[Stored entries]
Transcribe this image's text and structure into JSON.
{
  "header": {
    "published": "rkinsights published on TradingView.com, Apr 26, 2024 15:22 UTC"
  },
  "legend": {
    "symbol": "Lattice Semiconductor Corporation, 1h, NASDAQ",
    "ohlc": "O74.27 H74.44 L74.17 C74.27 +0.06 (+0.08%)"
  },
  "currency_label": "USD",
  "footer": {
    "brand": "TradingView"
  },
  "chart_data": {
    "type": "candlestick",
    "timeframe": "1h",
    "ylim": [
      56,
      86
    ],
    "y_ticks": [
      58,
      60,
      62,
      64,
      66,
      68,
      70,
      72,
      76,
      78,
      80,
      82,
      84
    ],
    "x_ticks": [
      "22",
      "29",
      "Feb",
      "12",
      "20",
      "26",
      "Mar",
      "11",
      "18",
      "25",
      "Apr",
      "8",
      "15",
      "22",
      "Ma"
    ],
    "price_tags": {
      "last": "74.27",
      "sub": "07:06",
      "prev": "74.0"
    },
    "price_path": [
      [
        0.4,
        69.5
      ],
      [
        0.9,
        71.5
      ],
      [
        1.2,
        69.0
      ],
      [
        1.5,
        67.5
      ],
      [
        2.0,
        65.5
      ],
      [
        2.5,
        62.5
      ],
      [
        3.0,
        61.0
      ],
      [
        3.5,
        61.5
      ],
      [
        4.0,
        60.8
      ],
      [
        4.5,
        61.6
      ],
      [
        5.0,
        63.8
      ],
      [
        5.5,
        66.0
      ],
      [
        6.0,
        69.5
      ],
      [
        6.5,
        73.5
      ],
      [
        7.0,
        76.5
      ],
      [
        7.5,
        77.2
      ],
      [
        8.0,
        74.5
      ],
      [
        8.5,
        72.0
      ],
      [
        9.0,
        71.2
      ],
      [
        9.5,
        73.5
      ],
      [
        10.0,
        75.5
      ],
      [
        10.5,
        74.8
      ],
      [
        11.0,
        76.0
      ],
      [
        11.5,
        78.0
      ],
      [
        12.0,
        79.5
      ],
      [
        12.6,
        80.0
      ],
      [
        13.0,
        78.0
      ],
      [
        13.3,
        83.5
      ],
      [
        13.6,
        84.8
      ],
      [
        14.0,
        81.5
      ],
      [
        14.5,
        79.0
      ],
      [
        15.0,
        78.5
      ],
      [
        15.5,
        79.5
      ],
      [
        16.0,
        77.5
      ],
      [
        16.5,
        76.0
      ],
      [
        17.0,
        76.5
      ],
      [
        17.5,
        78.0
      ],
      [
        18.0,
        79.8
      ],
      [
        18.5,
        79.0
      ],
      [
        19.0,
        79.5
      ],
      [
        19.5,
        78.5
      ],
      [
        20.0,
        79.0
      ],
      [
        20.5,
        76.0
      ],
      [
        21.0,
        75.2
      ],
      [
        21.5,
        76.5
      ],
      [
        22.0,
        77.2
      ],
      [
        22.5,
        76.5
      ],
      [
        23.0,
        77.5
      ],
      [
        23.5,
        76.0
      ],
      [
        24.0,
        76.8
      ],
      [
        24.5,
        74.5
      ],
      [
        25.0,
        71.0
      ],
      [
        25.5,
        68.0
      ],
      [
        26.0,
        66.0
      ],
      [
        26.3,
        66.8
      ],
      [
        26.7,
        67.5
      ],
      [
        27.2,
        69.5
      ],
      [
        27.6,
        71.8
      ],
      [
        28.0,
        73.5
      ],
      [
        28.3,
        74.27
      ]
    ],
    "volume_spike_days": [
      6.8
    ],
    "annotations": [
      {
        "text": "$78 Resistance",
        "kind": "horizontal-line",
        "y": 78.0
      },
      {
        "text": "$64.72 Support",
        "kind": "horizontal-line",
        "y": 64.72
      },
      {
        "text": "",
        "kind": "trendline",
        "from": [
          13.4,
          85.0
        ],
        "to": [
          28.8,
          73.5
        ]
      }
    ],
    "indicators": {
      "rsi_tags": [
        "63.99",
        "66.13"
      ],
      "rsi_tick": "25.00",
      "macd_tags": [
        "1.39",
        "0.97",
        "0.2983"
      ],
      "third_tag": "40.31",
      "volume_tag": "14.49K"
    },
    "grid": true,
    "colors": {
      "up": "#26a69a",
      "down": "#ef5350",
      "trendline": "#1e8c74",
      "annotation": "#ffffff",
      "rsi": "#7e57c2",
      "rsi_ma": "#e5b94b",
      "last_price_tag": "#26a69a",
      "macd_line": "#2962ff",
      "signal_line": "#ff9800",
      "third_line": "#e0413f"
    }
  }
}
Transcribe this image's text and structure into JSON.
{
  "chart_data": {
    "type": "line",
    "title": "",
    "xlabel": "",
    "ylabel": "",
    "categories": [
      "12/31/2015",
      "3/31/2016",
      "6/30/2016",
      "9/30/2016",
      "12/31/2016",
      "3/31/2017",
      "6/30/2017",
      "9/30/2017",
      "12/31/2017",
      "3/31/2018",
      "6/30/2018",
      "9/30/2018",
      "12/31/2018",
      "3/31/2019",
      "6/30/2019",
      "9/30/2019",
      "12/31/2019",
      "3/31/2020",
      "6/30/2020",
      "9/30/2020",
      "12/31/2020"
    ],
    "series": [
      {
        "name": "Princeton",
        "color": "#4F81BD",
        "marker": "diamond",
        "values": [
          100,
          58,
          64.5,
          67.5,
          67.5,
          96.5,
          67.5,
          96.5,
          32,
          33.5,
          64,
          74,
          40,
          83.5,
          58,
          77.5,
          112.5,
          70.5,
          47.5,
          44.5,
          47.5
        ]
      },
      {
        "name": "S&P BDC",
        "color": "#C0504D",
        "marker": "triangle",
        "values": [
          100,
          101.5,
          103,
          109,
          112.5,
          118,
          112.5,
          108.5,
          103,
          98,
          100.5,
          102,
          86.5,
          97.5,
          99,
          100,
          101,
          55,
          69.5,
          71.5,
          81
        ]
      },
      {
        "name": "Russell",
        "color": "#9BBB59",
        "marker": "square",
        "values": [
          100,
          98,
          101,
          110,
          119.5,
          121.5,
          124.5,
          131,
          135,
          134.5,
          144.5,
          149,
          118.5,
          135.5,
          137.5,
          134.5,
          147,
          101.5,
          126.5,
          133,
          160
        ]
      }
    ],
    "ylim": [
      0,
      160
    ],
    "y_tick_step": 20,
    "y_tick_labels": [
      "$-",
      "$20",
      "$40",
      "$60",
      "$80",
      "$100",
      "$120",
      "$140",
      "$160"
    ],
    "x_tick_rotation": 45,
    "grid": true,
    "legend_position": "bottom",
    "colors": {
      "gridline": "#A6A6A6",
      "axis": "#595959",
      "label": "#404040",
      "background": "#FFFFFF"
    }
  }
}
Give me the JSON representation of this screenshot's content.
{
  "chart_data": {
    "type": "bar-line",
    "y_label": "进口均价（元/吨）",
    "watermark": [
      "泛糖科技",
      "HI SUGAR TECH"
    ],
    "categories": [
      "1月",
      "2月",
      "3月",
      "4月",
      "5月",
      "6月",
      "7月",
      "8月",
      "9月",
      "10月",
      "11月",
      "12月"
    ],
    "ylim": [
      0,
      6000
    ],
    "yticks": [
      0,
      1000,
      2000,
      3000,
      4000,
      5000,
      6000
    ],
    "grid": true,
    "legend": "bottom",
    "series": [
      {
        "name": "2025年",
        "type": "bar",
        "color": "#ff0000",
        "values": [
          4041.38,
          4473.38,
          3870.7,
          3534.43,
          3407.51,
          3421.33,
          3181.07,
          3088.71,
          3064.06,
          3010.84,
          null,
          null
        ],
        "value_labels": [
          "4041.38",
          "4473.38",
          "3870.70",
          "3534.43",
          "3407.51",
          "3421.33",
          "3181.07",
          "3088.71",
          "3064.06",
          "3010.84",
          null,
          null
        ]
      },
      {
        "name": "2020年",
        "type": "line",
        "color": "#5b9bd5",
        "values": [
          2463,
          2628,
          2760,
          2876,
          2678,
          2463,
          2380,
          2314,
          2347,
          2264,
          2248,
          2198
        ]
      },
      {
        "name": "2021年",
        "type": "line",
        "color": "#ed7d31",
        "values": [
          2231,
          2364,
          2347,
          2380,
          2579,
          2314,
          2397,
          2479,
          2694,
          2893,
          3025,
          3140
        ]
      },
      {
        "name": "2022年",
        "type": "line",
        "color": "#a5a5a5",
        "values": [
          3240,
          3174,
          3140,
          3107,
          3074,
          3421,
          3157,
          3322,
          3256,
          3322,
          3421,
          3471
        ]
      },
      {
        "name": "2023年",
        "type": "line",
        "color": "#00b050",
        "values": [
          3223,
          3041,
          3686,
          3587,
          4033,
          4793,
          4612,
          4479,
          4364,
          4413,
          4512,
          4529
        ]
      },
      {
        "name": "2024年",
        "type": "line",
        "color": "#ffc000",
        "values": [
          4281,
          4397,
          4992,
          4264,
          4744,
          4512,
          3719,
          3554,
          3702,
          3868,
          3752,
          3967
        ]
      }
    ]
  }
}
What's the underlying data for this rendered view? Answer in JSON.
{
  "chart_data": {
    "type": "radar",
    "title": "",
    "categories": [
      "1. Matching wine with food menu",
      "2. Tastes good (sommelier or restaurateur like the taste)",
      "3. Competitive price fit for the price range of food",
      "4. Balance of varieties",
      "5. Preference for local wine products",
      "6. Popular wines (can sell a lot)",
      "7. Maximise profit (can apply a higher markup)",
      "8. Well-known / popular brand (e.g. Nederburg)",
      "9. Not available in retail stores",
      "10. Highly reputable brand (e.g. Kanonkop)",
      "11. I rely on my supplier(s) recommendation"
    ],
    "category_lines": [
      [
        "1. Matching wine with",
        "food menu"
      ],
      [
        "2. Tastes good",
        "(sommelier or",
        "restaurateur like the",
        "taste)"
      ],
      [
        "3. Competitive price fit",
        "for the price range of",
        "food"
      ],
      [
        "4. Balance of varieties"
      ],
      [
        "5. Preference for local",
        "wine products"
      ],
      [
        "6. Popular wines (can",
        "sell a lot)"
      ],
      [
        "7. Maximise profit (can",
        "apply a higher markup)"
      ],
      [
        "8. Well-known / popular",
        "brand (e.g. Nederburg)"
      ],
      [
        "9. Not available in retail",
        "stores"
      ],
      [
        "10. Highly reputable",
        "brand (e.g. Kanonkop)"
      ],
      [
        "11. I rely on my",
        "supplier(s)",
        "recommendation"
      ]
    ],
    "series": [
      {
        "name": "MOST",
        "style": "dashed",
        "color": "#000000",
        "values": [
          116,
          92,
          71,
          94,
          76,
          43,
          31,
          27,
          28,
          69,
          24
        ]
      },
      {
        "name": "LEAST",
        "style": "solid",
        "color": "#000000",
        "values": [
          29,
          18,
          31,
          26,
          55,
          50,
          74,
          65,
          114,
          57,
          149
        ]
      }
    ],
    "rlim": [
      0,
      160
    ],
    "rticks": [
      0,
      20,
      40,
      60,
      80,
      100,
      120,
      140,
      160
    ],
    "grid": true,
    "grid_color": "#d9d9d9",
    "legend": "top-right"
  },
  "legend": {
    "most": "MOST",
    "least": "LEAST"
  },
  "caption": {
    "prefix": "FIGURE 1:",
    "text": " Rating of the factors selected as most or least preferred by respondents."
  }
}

Exercise description: Pick out every line above that holds the word "varieties" and copy it.

Result below:
      "4. Balance of varieties",
        "4. Balance of varieties"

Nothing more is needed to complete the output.